>>>>>

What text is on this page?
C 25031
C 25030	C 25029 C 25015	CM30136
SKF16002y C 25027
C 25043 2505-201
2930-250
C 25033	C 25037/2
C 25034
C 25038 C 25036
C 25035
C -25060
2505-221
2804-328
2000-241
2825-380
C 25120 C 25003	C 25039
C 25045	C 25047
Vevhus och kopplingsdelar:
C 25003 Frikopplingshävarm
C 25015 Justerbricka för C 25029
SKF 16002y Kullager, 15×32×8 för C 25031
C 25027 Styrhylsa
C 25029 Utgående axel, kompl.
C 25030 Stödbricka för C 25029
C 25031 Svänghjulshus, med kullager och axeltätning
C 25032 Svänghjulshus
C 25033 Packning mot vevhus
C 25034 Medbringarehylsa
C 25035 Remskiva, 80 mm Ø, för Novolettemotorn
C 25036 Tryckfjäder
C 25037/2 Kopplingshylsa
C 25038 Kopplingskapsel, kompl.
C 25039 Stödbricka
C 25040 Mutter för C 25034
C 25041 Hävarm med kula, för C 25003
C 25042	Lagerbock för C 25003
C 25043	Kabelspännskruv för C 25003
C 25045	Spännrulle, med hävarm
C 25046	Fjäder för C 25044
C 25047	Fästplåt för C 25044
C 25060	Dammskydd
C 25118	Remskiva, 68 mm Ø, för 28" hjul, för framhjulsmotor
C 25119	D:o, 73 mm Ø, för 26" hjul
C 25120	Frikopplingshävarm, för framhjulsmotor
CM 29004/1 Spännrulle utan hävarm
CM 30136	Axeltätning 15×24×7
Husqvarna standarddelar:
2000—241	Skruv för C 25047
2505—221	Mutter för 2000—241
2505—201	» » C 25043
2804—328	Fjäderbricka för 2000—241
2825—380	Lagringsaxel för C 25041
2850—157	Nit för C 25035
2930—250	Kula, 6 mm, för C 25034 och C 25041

<<<<<

Your instructions –
Reproduce each line verbatim.

Answer to the exercise –
What text is on this page?
C 25031
C 25030	C 25029 C 25015	CM30136
SKF16002y C 25027
C 25043 2505-201
2930-250
C 25033	C 25037/2
C 25034
C 25038 C 25036
C 25035
C -25060
2505-221
2804-328
2000-241
2825-380
C 25120 C 25003	C 25039
C 25045	C 25047
Vevhus och kopplingsdelar:
C 25003 Frikopplingshävarm
C 25015 Justerbricka för C 25029
SKF 16002y Kullager, 15×32×8 för C 25031
C 25027 Styrhylsa
C 25029 Utgående axel, kompl.
C 25030 Stödbricka för C 25029
C 25031 Svänghjulshus, med kullager och axeltätning
C 25032 Svänghjulshus
C 25033 Packning mot vevhus
C 25034 Medbringarehylsa
C 25035 Remskiva, 80 mm Ø, för Novolettemotorn
C 25036 Tryckfjäder
C 25037/2 Kopplingshylsa
C 25038 Kopplingskapsel, kompl.
C 25039 Stödbricka
C 25040 Mutter för C 25034
C 25041 Hävarm med kula, för C 25003
C 25042	Lagerbock för C 25003
C 25043	Kabelspännskruv för C 25003
C 25045	Spännrulle, med hävarm
C 25046	Fjäder för C 25044
C 25047	Fästplåt för C 25044
C 25060	Dammskydd
C 25118	Remskiva, 68 mm Ø, för 28" hjul, för framhjulsmotor
C 25119	D:o, 73 mm Ø, för 26" hjul
C 25120	Frikopplingshävarm, för framhjulsmotor
CM 29004/1 Spännrulle utan hävarm
CM 30136	Axeltätning 15×24×7
Husqvarna standarddelar:
2000—241	Skruv för C 25047
2505—221	Mutter för 2000—241
2505—201	» » C 25043
2804—328	Fjäderbricka för 2000—241
2825—380	Lagringsaxel för C 25041
2850—157	Nit för C 25035
2930—250	Kula, 6 mm, för C 25034 och C 25041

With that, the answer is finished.